● INSTRUCTIONS TO FOLLOW: Copy out each line exactly as it appears.

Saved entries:
# # #

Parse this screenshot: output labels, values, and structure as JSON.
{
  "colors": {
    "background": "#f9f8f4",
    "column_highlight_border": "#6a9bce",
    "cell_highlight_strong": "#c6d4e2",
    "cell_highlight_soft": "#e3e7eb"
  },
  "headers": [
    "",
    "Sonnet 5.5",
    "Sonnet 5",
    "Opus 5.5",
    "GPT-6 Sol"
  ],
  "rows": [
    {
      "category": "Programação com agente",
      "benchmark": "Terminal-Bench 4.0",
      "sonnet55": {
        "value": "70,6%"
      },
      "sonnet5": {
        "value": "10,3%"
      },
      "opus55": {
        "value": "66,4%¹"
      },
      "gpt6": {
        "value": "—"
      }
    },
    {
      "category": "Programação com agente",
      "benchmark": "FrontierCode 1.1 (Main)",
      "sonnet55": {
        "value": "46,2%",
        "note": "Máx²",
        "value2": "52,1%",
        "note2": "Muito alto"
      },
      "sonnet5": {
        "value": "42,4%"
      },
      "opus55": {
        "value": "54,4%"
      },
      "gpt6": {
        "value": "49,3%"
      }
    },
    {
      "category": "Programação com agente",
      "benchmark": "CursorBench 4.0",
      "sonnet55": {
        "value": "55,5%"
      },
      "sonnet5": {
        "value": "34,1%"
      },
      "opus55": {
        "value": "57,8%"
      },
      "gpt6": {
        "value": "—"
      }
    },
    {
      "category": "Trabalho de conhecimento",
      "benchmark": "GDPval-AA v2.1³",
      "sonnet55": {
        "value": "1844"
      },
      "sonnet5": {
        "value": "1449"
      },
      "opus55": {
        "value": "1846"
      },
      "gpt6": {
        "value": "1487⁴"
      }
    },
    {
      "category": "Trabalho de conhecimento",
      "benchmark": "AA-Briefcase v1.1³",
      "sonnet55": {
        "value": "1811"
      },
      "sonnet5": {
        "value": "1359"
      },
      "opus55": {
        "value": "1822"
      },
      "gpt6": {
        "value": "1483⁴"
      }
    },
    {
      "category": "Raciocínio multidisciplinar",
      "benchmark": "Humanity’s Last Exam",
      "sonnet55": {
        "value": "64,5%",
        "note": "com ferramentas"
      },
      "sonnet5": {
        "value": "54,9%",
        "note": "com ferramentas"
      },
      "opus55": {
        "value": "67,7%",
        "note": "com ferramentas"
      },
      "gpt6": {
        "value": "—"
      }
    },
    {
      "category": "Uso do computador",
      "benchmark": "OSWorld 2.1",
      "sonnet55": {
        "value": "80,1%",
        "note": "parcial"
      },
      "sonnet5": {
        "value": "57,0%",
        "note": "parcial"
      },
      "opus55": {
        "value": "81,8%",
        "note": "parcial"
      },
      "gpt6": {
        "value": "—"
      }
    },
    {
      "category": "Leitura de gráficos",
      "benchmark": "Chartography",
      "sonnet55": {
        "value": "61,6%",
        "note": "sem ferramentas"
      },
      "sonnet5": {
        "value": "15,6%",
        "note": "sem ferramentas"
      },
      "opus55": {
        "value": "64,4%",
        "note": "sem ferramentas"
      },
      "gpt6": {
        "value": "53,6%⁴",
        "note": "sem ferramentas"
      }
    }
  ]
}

# # #

● CORRECT RESULT:
Parse this screenshot: output labels, values, and structure as JSON.
{
  "colors": {
    "background": "#f9f8f4",
    "column_highlight_border": "#6a9bce",
    "cell_highlight_strong": "#c6d4e2",
    "cell_highlight_soft": "#e3e7eb"
  },
  "headers": [
    "",
    "Sonnet 5.5",
    "Sonnet 5",
    "Opus 5.5",
    "GPT-6 Sol"
  ],
  "rows": [
    {
      "category": "Programação com agente",
      "benchmark": "Terminal-Bench 4.0",
      "sonnet55": {
        "value": "70,6%"
      },
      "sonnet5": {
        "value": "10,3%"
      },
      "opus55": {
        "value": "66,4%¹"
      },
      "gpt6": {
        "value": "—"
      }
    },
    {
      "category": "Programação com agente",
      "benchmark": "FrontierCode 1.1 (Main)",
      "sonnet55": {
        "value": "46,2%",
        "note": "Máx²",
        "value2": "52,1%",
        "note2": "Muito alto"
      },
      "sonnet5": {
        "value": "42,4%"
      },
      "opus55": {
        "value": "54,4%"
      },
      "gpt6": {
        "value": "49,3%"
      }
    },
    {
      "category": "Programação com agente",
      "benchmark": "CursorBench 4.0",
      "sonnet55": {
        "value": "55,5%"
      },
      "sonnet5": {
        "value": "34,1%"
      },
      "opus55": {
        "value": "57,8%"
      },
      "gpt6": {
        "value": "—"
      }
    },
    {
      "category": "Trabalho de conhecimento",
      "benchmark": "GDPval-AA v2.1³",
      "sonnet55": {
        "value": "1844"
      },
      "sonnet5": {
        "value": "1449"
      },
      "opus55": {
        "value": "1846"
      },
      "gpt6": {
        "value": "1487⁴"
      }
    },
    {
      "category": "Trabalho de conhecimento",
      "benchmark": "AA-Briefcase v1.1³",
      "sonnet55": {
        "value": "1811"
      },
      "sonnet5": {
        "value": "1359"
      },
      "opus55": {
        "value": "1822"
      },
      "gpt6": {
        "value": "1483⁴"
      }
    },
    {
      "category": "Raciocínio multidisciplinar",
      "benchmark": "Humanity’s Last Exam",
      "sonnet55": {
        "value": "64,5%",
        "note": "com ferramentas"
      },
      "sonnet5": {
        "value": "54,9%",
        "note": "com ferramentas"
      },
      "opus55": {
        "value": "67,7%",
        "note": "com ferramentas"
      },
      "gpt6": {
        "value": "—"
      }
    },
    {
      "category": "Uso do computador",
      "benchmark": "OSWorld 2.1",
      "sonnet55": {
        "value": "80,1%",
        "note": "parcial"
      },
      "sonnet5": {
        "value": "57,0%",
        "note": "parcial"
      },
      "opus55": {
        "value": "81,8%",
        "note": "parcial"
      },
      "gpt6": {
        "value": "—"
      }
    },
    {
      "category": "Leitura de gráficos",
      "benchmark": "Chartography",
      "sonnet55": {
        "value": "61,6%",
        "note": "sem ferramentas"
      },
      "sonnet5": {
        "value": "15,6%",
        "note": "sem ferramentas"
      },
      "opus55": {
        "value": "64,4%",
        "note": "sem ferramentas"
      },
      "gpt6": {
        "value": "53,6%⁴",
        "note": "sem ferramentas"
      }
    }
  ]
}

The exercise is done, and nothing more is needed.